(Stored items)

----------

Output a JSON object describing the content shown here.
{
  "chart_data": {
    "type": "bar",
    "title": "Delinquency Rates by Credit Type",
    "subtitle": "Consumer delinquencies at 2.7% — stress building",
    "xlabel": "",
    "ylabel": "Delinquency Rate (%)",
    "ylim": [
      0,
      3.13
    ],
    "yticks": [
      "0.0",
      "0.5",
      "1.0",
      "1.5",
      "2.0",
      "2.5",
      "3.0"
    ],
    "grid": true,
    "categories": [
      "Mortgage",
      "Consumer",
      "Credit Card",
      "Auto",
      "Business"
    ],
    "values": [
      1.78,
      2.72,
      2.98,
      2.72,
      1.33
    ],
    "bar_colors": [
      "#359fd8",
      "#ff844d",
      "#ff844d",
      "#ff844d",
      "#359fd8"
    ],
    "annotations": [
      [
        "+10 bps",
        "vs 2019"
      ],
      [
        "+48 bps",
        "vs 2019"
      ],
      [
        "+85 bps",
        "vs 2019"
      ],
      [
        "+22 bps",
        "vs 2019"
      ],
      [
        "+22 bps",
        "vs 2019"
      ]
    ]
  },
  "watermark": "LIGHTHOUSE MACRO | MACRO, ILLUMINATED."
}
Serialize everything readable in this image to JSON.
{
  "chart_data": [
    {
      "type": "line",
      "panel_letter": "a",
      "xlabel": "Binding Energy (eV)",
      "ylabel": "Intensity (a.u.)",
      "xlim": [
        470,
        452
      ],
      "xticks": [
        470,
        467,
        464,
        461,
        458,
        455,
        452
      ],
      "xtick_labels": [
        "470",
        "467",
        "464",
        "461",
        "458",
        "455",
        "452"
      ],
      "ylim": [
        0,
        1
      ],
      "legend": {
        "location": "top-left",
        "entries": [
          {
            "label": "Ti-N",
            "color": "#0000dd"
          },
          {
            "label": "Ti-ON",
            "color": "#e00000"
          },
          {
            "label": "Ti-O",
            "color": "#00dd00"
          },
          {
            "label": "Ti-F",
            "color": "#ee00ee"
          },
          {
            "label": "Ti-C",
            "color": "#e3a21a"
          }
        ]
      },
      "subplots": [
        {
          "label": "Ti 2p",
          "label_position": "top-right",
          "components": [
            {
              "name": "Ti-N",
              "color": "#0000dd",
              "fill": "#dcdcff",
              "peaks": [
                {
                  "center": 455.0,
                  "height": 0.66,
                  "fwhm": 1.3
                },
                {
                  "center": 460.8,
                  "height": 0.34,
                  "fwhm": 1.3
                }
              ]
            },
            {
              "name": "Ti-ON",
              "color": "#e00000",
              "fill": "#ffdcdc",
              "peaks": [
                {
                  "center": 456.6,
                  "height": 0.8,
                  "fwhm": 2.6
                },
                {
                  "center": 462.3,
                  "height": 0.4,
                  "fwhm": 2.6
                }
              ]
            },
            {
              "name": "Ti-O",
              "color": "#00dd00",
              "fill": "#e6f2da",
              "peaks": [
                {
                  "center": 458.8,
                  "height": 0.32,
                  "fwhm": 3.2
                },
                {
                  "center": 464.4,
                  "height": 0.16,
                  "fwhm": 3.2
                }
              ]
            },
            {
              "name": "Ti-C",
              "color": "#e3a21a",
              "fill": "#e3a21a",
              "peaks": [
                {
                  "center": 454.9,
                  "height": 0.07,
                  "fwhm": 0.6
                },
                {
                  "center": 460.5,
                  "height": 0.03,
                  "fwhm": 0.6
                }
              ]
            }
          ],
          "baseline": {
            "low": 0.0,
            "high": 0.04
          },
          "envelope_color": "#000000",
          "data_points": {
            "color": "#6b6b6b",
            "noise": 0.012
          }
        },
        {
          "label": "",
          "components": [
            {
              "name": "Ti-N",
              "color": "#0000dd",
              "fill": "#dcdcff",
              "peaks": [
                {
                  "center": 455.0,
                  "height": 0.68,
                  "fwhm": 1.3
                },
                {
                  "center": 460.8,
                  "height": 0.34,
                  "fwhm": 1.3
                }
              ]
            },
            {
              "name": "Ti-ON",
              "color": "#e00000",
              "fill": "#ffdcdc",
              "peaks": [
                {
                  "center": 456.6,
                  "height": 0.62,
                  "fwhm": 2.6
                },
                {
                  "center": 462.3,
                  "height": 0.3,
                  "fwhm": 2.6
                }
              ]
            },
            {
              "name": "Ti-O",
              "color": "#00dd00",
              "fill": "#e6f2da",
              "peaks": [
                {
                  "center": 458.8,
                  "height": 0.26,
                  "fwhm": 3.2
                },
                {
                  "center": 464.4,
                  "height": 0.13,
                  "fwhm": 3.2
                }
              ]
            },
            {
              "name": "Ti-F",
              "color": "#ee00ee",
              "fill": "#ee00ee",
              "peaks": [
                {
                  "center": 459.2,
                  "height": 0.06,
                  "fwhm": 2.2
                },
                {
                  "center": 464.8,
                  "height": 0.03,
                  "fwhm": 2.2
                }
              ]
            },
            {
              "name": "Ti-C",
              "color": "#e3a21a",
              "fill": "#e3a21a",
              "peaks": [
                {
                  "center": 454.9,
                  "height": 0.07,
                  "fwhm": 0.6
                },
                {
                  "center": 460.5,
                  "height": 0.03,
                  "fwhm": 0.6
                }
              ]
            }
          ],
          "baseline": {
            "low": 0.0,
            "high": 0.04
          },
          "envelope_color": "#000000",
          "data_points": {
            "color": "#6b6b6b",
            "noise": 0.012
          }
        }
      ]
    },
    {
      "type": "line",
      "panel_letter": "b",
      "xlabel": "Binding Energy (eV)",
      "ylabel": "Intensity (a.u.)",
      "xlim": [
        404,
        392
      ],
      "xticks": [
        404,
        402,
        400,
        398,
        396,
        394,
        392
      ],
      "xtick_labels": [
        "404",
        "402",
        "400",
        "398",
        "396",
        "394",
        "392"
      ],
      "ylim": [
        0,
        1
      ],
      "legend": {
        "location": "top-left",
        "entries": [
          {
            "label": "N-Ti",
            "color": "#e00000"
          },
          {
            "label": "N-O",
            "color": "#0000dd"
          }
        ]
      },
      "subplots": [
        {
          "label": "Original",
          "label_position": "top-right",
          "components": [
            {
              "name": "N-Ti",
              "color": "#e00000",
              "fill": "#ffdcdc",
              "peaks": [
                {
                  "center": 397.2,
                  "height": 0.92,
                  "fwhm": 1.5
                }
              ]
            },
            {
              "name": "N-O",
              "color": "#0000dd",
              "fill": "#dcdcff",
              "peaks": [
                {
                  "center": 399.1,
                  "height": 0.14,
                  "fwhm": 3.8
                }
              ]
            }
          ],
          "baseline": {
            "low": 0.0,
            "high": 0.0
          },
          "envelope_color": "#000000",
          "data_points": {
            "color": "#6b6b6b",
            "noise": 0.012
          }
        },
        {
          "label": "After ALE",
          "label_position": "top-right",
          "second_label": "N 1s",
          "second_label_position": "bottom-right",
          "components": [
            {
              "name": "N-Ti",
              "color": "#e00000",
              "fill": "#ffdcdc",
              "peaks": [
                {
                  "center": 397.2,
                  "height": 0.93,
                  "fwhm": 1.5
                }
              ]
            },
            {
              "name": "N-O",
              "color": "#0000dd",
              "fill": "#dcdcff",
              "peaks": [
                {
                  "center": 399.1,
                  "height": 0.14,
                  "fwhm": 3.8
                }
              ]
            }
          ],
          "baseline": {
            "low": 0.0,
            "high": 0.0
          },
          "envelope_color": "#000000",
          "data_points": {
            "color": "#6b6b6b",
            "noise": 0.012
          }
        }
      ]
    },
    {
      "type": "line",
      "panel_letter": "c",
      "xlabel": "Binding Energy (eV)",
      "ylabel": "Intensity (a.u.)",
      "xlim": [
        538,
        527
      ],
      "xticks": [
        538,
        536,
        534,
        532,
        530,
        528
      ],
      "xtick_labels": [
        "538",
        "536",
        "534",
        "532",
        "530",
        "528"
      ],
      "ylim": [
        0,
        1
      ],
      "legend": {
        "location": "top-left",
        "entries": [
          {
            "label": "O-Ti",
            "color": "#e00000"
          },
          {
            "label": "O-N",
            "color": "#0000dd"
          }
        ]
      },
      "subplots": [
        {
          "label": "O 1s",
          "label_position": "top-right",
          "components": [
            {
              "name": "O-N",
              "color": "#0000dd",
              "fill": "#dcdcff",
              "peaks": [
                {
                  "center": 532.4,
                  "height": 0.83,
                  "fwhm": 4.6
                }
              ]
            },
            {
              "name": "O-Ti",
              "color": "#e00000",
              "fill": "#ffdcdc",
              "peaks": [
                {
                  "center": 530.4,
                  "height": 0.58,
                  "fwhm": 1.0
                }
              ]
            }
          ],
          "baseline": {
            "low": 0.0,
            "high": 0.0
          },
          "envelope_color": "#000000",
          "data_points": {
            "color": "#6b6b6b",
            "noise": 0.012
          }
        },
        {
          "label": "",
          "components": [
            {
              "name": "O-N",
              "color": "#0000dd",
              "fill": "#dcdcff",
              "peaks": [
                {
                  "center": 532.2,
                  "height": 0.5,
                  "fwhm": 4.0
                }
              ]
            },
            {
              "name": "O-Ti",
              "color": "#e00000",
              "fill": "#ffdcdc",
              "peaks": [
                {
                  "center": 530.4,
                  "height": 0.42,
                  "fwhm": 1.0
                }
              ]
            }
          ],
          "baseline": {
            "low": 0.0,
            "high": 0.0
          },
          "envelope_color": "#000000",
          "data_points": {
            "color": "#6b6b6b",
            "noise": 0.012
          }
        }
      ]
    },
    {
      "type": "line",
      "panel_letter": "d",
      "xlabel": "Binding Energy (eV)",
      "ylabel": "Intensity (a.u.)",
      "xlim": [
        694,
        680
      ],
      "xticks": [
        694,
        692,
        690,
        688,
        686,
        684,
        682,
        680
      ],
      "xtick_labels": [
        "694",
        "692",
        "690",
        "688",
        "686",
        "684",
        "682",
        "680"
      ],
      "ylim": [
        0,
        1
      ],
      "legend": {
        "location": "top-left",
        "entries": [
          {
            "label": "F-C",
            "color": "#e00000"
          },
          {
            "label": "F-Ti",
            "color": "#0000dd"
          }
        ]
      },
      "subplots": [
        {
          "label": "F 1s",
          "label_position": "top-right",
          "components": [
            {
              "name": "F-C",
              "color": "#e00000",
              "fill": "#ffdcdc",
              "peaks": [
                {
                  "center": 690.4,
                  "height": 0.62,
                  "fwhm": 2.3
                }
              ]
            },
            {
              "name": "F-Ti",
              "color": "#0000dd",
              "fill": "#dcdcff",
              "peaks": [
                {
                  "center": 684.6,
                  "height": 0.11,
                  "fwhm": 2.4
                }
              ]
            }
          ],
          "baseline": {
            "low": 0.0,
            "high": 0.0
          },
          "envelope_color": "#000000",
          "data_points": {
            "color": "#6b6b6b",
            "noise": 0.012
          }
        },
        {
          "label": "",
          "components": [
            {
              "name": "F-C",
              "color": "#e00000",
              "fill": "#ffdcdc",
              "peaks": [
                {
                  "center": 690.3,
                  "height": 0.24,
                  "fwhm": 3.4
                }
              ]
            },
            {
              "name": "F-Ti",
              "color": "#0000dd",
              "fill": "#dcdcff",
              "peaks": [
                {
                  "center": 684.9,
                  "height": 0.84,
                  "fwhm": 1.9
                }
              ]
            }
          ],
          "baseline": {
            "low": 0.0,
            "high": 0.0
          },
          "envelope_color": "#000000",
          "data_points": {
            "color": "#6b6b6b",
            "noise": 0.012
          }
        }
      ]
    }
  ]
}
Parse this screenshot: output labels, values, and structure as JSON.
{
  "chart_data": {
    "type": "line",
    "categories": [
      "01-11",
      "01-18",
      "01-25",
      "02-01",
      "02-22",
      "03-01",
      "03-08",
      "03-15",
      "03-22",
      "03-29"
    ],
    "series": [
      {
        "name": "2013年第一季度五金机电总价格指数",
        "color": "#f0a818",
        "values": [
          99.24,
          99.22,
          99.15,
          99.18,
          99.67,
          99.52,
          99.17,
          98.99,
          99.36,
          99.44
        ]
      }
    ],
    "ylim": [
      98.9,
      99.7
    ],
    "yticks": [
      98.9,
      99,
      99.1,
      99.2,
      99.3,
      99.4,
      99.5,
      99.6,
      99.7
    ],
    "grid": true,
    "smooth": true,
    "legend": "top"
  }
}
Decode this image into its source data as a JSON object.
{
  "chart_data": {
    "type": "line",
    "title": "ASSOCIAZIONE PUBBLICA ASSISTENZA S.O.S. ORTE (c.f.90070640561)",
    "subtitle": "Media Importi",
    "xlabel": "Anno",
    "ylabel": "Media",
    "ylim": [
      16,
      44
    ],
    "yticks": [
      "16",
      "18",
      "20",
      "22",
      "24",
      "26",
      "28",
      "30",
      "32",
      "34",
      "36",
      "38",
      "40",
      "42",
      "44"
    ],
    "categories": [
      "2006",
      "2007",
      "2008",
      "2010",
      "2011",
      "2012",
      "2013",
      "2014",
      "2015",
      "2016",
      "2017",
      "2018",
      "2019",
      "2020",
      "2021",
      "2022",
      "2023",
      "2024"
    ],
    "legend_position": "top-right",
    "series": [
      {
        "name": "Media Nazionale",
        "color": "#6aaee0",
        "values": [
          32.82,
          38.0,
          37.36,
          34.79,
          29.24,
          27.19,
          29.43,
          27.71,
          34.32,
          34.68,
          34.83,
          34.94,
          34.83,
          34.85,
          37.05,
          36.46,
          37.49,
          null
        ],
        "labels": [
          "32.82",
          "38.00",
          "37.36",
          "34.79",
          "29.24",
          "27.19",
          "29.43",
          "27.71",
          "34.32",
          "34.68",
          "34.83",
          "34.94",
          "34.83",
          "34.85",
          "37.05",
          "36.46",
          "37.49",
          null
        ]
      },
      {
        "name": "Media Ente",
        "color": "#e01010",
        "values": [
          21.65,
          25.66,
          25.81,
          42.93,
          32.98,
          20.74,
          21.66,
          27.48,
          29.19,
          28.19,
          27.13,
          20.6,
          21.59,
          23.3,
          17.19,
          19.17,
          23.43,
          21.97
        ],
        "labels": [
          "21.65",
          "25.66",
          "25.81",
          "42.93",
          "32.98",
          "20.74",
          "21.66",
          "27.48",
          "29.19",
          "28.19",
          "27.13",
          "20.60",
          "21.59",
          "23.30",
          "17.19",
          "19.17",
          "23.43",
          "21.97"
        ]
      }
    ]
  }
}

----------

In the records above, how many lines contain the word "image"? Give the number alone.

2